Select the lines that hold the word "college" and copy each one.

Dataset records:
-*-*-
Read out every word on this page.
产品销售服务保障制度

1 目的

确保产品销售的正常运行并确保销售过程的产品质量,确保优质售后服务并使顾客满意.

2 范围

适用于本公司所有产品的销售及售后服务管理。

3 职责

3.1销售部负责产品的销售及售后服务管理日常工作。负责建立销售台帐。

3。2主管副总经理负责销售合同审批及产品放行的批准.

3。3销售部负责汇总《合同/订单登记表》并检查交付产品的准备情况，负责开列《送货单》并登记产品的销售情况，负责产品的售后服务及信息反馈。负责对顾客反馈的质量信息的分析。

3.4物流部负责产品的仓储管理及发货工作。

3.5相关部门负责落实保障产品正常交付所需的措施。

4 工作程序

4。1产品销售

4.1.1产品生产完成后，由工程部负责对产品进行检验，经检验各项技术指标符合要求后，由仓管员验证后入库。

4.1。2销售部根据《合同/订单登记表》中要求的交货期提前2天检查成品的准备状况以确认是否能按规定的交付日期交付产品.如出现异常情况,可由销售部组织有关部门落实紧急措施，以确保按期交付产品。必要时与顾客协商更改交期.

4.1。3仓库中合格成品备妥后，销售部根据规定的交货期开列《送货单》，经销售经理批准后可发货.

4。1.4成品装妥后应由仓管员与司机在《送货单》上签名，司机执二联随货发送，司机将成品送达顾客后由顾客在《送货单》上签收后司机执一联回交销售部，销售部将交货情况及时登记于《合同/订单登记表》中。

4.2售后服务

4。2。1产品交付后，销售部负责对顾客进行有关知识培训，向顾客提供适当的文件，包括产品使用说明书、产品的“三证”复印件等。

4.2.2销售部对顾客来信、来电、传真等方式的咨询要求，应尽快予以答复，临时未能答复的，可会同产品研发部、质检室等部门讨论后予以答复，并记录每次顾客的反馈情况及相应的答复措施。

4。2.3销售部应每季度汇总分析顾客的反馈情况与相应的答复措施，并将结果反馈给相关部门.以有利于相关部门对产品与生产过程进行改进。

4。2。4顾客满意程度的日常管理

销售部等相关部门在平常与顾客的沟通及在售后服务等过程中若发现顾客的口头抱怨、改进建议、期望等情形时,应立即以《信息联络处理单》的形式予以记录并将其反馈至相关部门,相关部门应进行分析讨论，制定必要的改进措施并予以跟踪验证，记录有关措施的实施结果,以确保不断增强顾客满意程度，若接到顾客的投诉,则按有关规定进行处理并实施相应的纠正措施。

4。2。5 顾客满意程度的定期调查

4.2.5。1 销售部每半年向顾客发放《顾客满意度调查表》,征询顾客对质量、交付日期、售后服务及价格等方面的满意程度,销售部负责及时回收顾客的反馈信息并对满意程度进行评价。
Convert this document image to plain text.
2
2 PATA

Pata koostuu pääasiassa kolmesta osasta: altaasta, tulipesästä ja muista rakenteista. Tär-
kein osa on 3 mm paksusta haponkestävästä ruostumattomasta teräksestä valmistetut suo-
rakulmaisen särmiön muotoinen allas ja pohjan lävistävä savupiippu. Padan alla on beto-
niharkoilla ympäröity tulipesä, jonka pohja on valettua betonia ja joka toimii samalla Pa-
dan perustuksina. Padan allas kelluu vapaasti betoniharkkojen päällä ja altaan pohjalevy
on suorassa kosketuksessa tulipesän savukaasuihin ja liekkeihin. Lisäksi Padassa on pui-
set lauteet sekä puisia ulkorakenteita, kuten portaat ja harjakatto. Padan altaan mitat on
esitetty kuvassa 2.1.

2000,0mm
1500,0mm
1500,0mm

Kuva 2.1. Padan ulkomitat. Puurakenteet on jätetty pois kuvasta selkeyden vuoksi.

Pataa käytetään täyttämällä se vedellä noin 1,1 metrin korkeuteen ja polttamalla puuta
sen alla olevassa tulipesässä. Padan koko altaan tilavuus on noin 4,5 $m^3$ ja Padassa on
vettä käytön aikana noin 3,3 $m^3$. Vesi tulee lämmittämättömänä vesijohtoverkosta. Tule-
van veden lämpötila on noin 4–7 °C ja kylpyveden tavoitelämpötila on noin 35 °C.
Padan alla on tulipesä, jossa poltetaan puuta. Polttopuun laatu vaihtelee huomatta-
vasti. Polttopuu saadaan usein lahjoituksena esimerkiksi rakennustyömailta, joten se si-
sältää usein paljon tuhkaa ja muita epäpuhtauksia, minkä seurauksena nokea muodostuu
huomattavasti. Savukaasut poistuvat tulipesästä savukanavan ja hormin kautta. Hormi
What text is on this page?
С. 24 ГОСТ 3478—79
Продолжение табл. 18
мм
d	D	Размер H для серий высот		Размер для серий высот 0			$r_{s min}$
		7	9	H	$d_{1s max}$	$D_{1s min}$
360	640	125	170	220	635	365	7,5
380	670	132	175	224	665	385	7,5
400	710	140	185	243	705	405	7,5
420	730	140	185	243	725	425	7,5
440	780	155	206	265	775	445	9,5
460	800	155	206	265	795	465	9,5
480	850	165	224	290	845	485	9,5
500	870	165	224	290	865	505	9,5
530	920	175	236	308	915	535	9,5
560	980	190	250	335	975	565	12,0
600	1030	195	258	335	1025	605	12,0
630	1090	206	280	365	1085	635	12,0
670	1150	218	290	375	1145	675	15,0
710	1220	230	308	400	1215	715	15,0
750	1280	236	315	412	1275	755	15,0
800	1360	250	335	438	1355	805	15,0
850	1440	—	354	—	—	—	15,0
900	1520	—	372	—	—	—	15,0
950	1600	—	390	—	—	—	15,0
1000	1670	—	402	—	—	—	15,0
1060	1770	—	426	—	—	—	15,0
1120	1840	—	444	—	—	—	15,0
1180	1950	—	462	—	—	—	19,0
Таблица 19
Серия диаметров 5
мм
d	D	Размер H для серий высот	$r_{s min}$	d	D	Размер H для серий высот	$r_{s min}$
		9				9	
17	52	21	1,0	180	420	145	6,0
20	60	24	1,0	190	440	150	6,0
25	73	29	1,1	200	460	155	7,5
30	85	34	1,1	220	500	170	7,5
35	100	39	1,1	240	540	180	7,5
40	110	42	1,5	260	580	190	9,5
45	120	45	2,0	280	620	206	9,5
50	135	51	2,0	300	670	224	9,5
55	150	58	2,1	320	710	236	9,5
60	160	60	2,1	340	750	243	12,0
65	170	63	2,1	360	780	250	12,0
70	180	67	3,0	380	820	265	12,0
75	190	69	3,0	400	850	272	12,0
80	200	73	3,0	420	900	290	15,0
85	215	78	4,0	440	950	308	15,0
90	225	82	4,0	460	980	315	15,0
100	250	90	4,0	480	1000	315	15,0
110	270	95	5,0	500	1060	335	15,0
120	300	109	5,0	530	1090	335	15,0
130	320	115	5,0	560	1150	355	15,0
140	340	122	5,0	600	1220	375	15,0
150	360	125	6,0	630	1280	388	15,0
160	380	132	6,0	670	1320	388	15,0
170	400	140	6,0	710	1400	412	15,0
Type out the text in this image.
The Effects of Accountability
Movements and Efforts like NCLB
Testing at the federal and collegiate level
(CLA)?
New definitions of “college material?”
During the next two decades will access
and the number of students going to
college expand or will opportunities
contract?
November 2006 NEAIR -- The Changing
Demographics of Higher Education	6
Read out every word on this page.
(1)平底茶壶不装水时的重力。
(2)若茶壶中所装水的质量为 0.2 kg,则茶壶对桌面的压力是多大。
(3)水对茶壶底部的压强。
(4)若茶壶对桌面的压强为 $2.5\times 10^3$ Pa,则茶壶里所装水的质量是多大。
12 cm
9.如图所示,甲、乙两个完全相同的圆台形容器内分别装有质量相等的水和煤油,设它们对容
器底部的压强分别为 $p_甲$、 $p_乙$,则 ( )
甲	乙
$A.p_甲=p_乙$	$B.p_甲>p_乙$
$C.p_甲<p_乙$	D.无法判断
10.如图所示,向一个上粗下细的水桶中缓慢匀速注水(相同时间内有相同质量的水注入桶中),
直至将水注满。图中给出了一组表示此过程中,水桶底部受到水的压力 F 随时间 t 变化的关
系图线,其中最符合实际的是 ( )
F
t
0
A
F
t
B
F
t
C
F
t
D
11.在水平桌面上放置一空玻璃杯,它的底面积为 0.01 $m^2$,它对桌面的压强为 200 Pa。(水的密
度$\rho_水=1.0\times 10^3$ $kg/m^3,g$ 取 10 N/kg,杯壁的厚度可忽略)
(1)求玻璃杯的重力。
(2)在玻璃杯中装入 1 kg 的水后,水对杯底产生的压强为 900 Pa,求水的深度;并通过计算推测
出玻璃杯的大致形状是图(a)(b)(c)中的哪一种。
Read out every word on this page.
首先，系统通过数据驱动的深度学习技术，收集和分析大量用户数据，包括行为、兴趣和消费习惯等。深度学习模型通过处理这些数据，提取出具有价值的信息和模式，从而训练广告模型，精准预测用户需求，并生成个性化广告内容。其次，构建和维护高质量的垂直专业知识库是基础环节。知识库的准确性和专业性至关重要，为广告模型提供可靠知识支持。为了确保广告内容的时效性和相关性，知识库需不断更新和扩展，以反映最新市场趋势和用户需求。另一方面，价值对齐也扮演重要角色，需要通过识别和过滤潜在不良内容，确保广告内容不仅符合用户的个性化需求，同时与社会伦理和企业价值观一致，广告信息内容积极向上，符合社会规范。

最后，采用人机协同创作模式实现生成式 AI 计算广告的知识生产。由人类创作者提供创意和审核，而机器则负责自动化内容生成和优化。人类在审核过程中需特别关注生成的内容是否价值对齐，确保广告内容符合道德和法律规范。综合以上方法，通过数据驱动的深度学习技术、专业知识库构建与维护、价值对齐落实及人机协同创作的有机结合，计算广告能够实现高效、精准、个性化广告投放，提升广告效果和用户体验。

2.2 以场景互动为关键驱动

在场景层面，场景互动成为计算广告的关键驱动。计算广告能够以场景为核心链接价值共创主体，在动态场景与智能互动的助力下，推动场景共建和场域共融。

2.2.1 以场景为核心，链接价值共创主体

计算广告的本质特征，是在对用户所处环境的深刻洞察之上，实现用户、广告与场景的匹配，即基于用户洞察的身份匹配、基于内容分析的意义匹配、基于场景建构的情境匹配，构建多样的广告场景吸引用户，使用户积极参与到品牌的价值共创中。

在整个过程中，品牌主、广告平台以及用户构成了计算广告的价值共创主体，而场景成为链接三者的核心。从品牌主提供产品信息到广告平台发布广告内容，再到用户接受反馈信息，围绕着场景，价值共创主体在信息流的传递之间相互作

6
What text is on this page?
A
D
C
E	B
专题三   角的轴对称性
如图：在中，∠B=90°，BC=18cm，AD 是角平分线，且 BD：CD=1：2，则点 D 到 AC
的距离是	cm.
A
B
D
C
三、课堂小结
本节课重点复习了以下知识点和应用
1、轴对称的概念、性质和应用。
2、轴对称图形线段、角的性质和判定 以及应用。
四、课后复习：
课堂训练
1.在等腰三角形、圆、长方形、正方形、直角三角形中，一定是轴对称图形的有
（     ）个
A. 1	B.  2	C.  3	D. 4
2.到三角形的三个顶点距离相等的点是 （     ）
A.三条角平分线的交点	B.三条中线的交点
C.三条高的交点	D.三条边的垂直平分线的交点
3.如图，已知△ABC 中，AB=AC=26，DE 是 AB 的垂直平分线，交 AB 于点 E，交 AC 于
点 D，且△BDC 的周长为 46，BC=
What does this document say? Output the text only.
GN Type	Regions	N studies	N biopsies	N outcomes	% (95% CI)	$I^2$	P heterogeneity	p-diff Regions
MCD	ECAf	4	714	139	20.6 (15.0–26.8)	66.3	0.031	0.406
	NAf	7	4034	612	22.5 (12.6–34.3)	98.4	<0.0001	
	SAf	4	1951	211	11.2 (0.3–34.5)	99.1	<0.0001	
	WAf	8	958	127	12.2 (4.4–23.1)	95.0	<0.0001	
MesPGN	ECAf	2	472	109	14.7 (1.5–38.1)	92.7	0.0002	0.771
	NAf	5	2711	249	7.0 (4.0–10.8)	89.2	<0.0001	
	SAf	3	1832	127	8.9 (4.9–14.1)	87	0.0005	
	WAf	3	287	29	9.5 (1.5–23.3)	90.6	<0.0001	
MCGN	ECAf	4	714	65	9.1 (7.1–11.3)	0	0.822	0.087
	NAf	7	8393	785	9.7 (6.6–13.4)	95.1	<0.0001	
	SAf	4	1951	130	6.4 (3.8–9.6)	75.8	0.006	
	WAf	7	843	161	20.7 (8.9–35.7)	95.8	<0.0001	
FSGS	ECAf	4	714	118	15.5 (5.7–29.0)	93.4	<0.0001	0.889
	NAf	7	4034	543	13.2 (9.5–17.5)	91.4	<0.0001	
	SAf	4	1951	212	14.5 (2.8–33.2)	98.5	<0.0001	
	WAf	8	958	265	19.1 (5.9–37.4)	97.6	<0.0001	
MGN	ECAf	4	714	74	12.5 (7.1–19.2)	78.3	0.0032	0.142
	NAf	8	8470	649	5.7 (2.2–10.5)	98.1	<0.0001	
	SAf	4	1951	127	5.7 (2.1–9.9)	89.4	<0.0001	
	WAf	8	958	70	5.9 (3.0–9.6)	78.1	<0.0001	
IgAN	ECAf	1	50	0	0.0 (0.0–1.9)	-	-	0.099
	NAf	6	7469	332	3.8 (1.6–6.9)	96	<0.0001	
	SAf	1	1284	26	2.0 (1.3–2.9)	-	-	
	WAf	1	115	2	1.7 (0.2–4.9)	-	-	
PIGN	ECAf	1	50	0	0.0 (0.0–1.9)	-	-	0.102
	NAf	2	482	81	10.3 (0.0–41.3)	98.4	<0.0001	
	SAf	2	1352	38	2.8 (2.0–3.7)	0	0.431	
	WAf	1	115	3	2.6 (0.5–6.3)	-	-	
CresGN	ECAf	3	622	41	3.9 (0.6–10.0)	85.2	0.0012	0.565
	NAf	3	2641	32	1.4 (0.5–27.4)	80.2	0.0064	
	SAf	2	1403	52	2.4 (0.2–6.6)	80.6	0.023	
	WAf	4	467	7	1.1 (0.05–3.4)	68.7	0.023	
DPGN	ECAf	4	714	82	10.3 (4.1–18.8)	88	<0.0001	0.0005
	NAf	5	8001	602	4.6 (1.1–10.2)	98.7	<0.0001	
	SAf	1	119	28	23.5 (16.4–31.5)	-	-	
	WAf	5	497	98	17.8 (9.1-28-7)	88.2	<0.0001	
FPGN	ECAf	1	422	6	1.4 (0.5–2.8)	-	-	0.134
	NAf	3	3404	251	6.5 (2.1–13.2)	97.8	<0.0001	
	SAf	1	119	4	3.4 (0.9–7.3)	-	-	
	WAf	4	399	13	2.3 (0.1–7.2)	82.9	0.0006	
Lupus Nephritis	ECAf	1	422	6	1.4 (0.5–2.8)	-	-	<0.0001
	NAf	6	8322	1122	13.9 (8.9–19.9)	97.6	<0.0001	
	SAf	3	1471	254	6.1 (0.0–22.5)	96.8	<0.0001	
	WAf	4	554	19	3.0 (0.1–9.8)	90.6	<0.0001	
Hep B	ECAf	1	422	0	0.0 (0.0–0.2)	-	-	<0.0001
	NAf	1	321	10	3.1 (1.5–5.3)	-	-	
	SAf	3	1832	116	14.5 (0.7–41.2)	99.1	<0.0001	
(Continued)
-*-*-
RESULT FOR THIS TASK —
New definitions of “college material?”
college expand or will opportunities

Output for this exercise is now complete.